(Entries from a visual dataset)
● ● ●
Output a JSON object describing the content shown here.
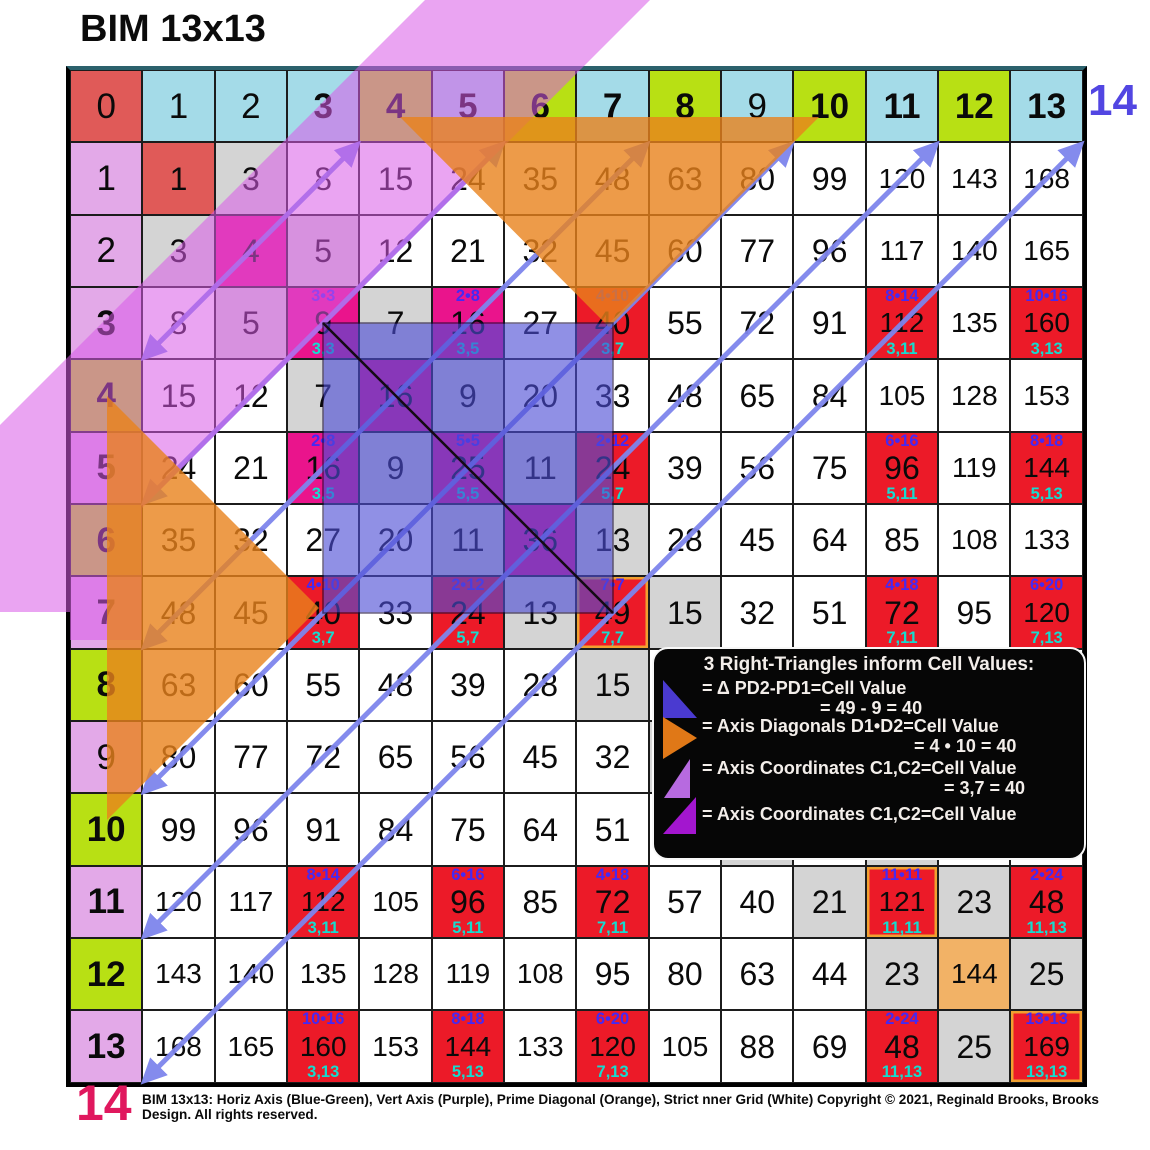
{
  "title": "BIM 13x13",
  "caption": "BIM 13x13:  Horiz Axis (Blue-Green), Vert Axis (Purple), Prime Diagonal (Orange), Strict nner Grid (White)  Copyright © 2021, Reginald Brooks, Brooks Design. All rights reserved.",
  "corner_labels": {
    "top_right": "14",
    "bottom_left": "14"
  },
  "matrix": {
    "col_headers": [
      0,
      1,
      2,
      3,
      4,
      5,
      6,
      7,
      8,
      9,
      10,
      11,
      12,
      13
    ],
    "row_headers": [
      1,
      2,
      3,
      4,
      5,
      6,
      7,
      8,
      9,
      10,
      11,
      12,
      13
    ],
    "rows": [
      [
        1,
        3,
        8,
        15,
        24,
        35,
        48,
        63,
        80,
        99,
        120,
        143,
        168
      ],
      [
        3,
        4,
        5,
        12,
        21,
        32,
        45,
        60,
        77,
        96,
        117,
        140,
        165
      ],
      [
        8,
        5,
        9,
        7,
        16,
        27,
        40,
        55,
        72,
        91,
        112,
        135,
        160
      ],
      [
        15,
        12,
        7,
        16,
        9,
        20,
        33,
        48,
        65,
        84,
        105,
        128,
        153
      ],
      [
        24,
        21,
        16,
        9,
        25,
        11,
        24,
        39,
        56,
        75,
        96,
        119,
        144
      ],
      [
        35,
        32,
        27,
        20,
        11,
        36,
        13,
        28,
        45,
        64,
        85,
        108,
        133
      ],
      [
        48,
        45,
        40,
        33,
        24,
        13,
        49,
        15,
        32,
        51,
        72,
        95,
        120
      ],
      [
        63,
        60,
        55,
        48,
        39,
        28,
        15,
        null,
        null,
        null,
        null,
        null,
        null
      ],
      [
        80,
        77,
        72,
        65,
        56,
        45,
        32,
        null,
        null,
        null,
        null,
        null,
        null
      ],
      [
        99,
        96,
        91,
        84,
        75,
        64,
        51,
        null,
        null,
        null,
        null,
        null,
        null
      ],
      [
        120,
        117,
        112,
        105,
        96,
        85,
        72,
        57,
        40,
        21,
        121,
        23,
        48
      ],
      [
        143,
        140,
        135,
        128,
        119,
        108,
        95,
        80,
        63,
        44,
        23,
        144,
        25
      ],
      [
        168,
        165,
        160,
        153,
        144,
        133,
        120,
        105,
        88,
        69,
        48,
        25,
        169
      ]
    ]
  },
  "style_sets": {
    "prime_axis_numbers": [
      3,
      5,
      7,
      11,
      13
    ],
    "chartreuse_axis_numbers": [
      4,
      6,
      8,
      10,
      12
    ],
    "orange_border_diagonals": [
      7,
      11,
      13
    ],
    "diagonal_bg": {
      "1": "bg-salmon",
      "2": "bg-pink",
      "4": "bg-pink",
      "6": "bg-pink",
      "12": "bg-tan"
    }
  },
  "annotations": [
    {
      "r": 3,
      "c": 3,
      "top": "3•3",
      "bottom": "3,3",
      "bg": "pink"
    },
    {
      "r": 3,
      "c": 5,
      "top": "2•8",
      "bottom": "3,5",
      "bg": "pink"
    },
    {
      "r": 5,
      "c": 3,
      "top": "2•8",
      "bottom": "3,5",
      "bg": "pink"
    },
    {
      "r": 5,
      "c": 5,
      "top": "5•5",
      "bottom": "5,5",
      "bg": "pink"
    },
    {
      "r": 3,
      "c": 7,
      "top": "4•10",
      "bottom": "3,7",
      "bg": "red"
    },
    {
      "r": 7,
      "c": 3,
      "top": "4•10",
      "bottom": "3,7",
      "bg": "red"
    },
    {
      "r": 5,
      "c": 7,
      "top": "2•12",
      "bottom": "5,7",
      "bg": "red"
    },
    {
      "r": 7,
      "c": 5,
      "top": "2•12",
      "bottom": "5,7",
      "bg": "red"
    },
    {
      "r": 7,
      "c": 7,
      "top": "7•7",
      "bottom": "7,7",
      "bg": "red"
    },
    {
      "r": 3,
      "c": 11,
      "top": "8•14",
      "bottom": "3,11",
      "bg": "red"
    },
    {
      "r": 11,
      "c": 3,
      "top": "8•14",
      "bottom": "3,11",
      "bg": "red"
    },
    {
      "r": 5,
      "c": 11,
      "top": "6•16",
      "bottom": "5,11",
      "bg": "red"
    },
    {
      "r": 11,
      "c": 5,
      "top": "6•16",
      "bottom": "5,11",
      "bg": "red"
    },
    {
      "r": 7,
      "c": 11,
      "top": "4•18",
      "bottom": "7,11",
      "bg": "red"
    },
    {
      "r": 11,
      "c": 7,
      "top": "4•18",
      "bottom": "7,11",
      "bg": "red"
    },
    {
      "r": 3,
      "c": 13,
      "top": "10•16",
      "bottom": "3,13",
      "bg": "red"
    },
    {
      "r": 13,
      "c": 3,
      "top": "10•16",
      "bottom": "3,13",
      "bg": "red"
    },
    {
      "r": 5,
      "c": 13,
      "top": "8•18",
      "bottom": "5,13",
      "bg": "red"
    },
    {
      "r": 13,
      "c": 5,
      "top": "8•18",
      "bottom": "5,13",
      "bg": "red"
    },
    {
      "r": 7,
      "c": 13,
      "top": "6•20",
      "bottom": "7,13",
      "bg": "red"
    },
    {
      "r": 13,
      "c": 7,
      "top": "6•20",
      "bottom": "7,13",
      "bg": "red"
    },
    {
      "r": 11,
      "c": 11,
      "top": "11•11",
      "bottom": "11,11",
      "bg": "red"
    },
    {
      "r": 11,
      "c": 13,
      "top": "2•24",
      "bottom": "11,13",
      "bg": "red"
    },
    {
      "r": 13,
      "c": 11,
      "top": "2•24",
      "bottom": "11,13",
      "bg": "red"
    },
    {
      "r": 13,
      "c": 13,
      "top": "13•13",
      "bottom": "13,13",
      "bg": "red"
    }
  ],
  "arrows": {
    "anti_diagonal_sums": [
      4,
      6,
      8,
      10,
      12,
      14
    ]
  },
  "legend": {
    "title": "3 Right-Triangles inform Cell Values:",
    "items": [
      {
        "icon": "blue-right-triangle-icon",
        "label": "= Δ PD2-PD1=Cell Value",
        "sub": "= 49 - 9 = 40"
      },
      {
        "icon": "orange-right-triangle-icon",
        "label": "= Axis Diagonals D1•D2=Cell Value",
        "sub": "= 4 • 10 = 40"
      },
      {
        "icon": "purple-right-triangle-icon",
        "label": "= Axis Coordinates C1,C2=Cell Value",
        "sub": "= 3,7 = 40"
      },
      {
        "icon": "magenta-right-triangle-icon",
        "label": "= Axis Coordinates C1,C2=Cell Value",
        "sub": ""
      }
    ]
  },
  "colors": {
    "horiz_axis": "#a4dbe8",
    "vert_axis": "#e3a9e8",
    "even_axis": "#b8e014",
    "origin": "#e05a58",
    "ppt_red": "#ec1a28",
    "ppt_pink": "#ea148c",
    "near_diagonal_gray": "#d4d4d4",
    "diag_144": "#f2b266",
    "violet_overlay": "#d95ae8",
    "orange_overlay": "#e8821c",
    "blue_square": "#4d4dd6",
    "arrow": "#7e85ed",
    "ann_top": "#4629f2",
    "ann_bottom": "#14dcd0",
    "corner_tr": "#5246e2",
    "corner_bl": "#e0185e"
  }
}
● ● ●
Except for the pictures, copy the material above exactly.

Output a JSON object describing the content shown here.
{
  "title": "BIM 13x13",
  "caption": "BIM 13x13:  Horiz Axis (Blue-Green), Vert Axis (Purple), Prime Diagonal (Orange), Strict nner Grid (White)  Copyright © 2021, Reginald Brooks, Brooks Design. All rights reserved.",
  "corner_labels": {
    "top_right": "14",
    "bottom_left": "14"
  },
  "matrix": {
    "col_headers": [
      0,
      1,
      2,
      3,
      4,
      5,
      6,
      7,
      8,
      9,
      10,
      11,
      12,
      13
    ],
    "row_headers": [
      1,
      2,
      3,
      4,
      5,
      6,
      7,
      8,
      9,
      10,
      11,
      12,
      13
    ],
    "rows": [
      [
        1,
        3,
        8,
        15,
        24,
        35,
        48,
        63,
        80,
        99,
        120,
        143,
        168
      ],
      [
        3,
        4,
        5,
        12,
        21,
        32,
        45,
        60,
        77,
        96,
        117,
        140,
        165
      ],
      [
        8,
        5,
        9,
        7,
        16,
        27,
        40,
        55,
        72,
        91,
        112,
        135,
        160
      ],
      [
        15,
        12,
        7,
        16,
        9,
        20,
        33,
        48,
        65,
        84,
        105,
        128,
        153
      ],
      [
        24,
        21,
        16,
        9,
        25,
        11,
        24,
        39,
        56,
        75,
        96,
        119,
        144
      ],
      [
        35,
        32,
        27,
        20,
        11,
        36,
        13,
        28,
        45,
        64,
        85,
        108,
        133
      ],
      [
        48,
        45,
        40,
        33,
        24,
        13,
        49,
        15,
        32,
        51,
        72,
        95,
        120
      ],
      [
        63,
        60,
        55,
        48,
        39,
        28,
        15,
        null,
        null,
        null,
        null,
        null,
        null
      ],
      [
        80,
        77,
        72,
        65,
        56,
        45,
        32,
        null,
        null,
        null,
        null,
        null,
        null
      ],
      [
        99,
        96,
        91,
        84,
        75,
        64,
        51,
        null,
        null,
        null,
        null,
        null,
        null
      ],
      [
        120,
        117,
        112,
        105,
        96,
        85,
        72,
        57,
        40,
        21,
        121,
        23,
        48
      ],
      [
        143,
        140,
        135,
        128,
        119,
        108,
        95,
        80,
        63,
        44,
        23,
        144,
        25
      ],
      [
        168,
        165,
        160,
        153,
        144,
        133,
        120,
        105,
        88,
        69,
        48,
        25,
        169
      ]
    ]
  },
  "style_sets": {
    "prime_axis_numbers": [
      3,
      5,
      7,
      11,
      13
    ],
    "chartreuse_axis_numbers": [
      4,
      6,
      8,
      10,
      12
    ],
    "orange_border_diagonals": [
      7,
      11,
      13
    ],
    "diagonal_bg": {
      "1": "bg-salmon",
      "2": "bg-pink",
      "4": "bg-pink",
      "6": "bg-pink",
      "12": "bg-tan"
    }
  },
  "annotations": [
    {
      "r": 3,
      "c": 3,
      "top": "3•3",
      "bottom": "3,3",
      "bg": "pink"
    },
    {
      "r": 3,
      "c": 5,
      "top": "2•8",
      "bottom": "3,5",
      "bg": "pink"
    },
    {
      "r": 5,
      "c": 3,
      "top": "2•8",
      "bottom": "3,5",
      "bg": "pink"
    },
    {
      "r": 5,
      "c": 5,
      "top": "5•5",
      "bottom": "5,5",
      "bg": "pink"
    },
    {
      "r": 3,
      "c": 7,
      "top": "4•10",
      "bottom": "3,7",
      "bg": "red"
    },
    {
      "r": 7,
      "c": 3,
      "top": "4•10",
      "bottom": "3,7",
      "bg": "red"
    },
    {
      "r": 5,
      "c": 7,
      "top": "2•12",
      "bottom": "5,7",
      "bg": "red"
    },
    {
      "r": 7,
      "c": 5,
      "top": "2•12",
      "bottom": "5,7",
      "bg": "red"
    },
    {
      "r": 7,
      "c": 7,
      "top": "7•7",
      "bottom": "7,7",
      "bg": "red"
    },
    {
      "r": 3,
      "c": 11,
      "top": "8•14",
      "bottom": "3,11",
      "bg": "red"
    },
    {
      "r": 11,
      "c": 3,
      "top": "8•14",
      "bottom": "3,11",
      "bg": "red"
    },
    {
      "r": 5,
      "c": 11,
      "top": "6•16",
      "bottom": "5,11",
      "bg": "red"
    },
    {
      "r": 11,
      "c": 5,
      "top": "6•16",
      "bottom": "5,11",
      "bg": "red"
    },
    {
      "r": 7,
      "c": 11,
      "top": "4•18",
      "bottom": "7,11",
      "bg": "red"
    },
    {
      "r": 11,
      "c": 7,
      "top": "4•18",
      "bottom": "7,11",
      "bg": "red"
    },
    {
      "r": 3,
      "c": 13,
      "top": "10•16",
      "bottom": "3,13",
      "bg": "red"
    },
    {
      "r": 13,
      "c": 3,
      "top": "10•16",
      "bottom": "3,13",
      "bg": "red"
    },
    {
      "r": 5,
      "c": 13,
      "top": "8•18",
      "bottom": "5,13",
      "bg": "red"
    },
    {
      "r": 13,
      "c": 5,
      "top": "8•18",
      "bottom": "5,13",
      "bg": "red"
    },
    {
      "r": 7,
      "c": 13,
      "top": "6•20",
      "bottom": "7,13",
      "bg": "red"
    },
    {
      "r": 13,
      "c": 7,
      "top": "6•20",
      "bottom": "7,13",
      "bg": "red"
    },
    {
      "r": 11,
      "c": 11,
      "top": "11•11",
      "bottom": "11,11",
      "bg": "red"
    },
    {
      "r": 11,
      "c": 13,
      "top": "2•24",
      "bottom": "11,13",
      "bg": "red"
    },
    {
      "r": 13,
      "c": 11,
      "top": "2•24",
      "bottom": "11,13",
      "bg": "red"
    },
    {
      "r": 13,
      "c": 13,
      "top": "13•13",
      "bottom": "13,13",
      "bg": "red"
    }
  ],
  "arrows": {
    "anti_diagonal_sums": [
      4,
      6,
      8,
      10,
      12,
      14
    ]
  },
  "legend": {
    "title": "3 Right-Triangles inform Cell Values:",
    "items": [
      {
        "icon": "blue-right-triangle-icon",
        "label": "= Δ PD2-PD1=Cell Value",
        "sub": "= 49 - 9 = 40"
      },
      {
        "icon": "orange-right-triangle-icon",
        "label": "= Axis Diagonals D1•D2=Cell Value",
        "sub": "= 4 • 10 = 40"
      },
      {
        "icon": "purple-right-triangle-icon",
        "label": "= Axis Coordinates C1,C2=Cell Value",
        "sub": "= 3,7 = 40"
      },
      {
        "icon": "magenta-right-triangle-icon",
        "label": "= Axis Coordinates C1,C2=Cell Value",
        "sub": ""
      }
    ]
  },
  "colors": {
    "horiz_axis": "#a4dbe8",
    "vert_axis": "#e3a9e8",
    "even_axis": "#b8e014",
    "origin": "#e05a58",
    "ppt_red": "#ec1a28",
    "ppt_pink": "#ea148c",
    "near_diagonal_gray": "#d4d4d4",
    "diag_144": "#f2b266",
    "violet_overlay": "#d95ae8",
    "orange_overlay": "#e8821c",
    "blue_square": "#4d4dd6",
    "arrow": "#7e85ed",
    "ann_top": "#4629f2",
    "ann_bottom": "#14dcd0",
    "corner_tr": "#5246e2",
    "corner_bl": "#e0185e"
  }
}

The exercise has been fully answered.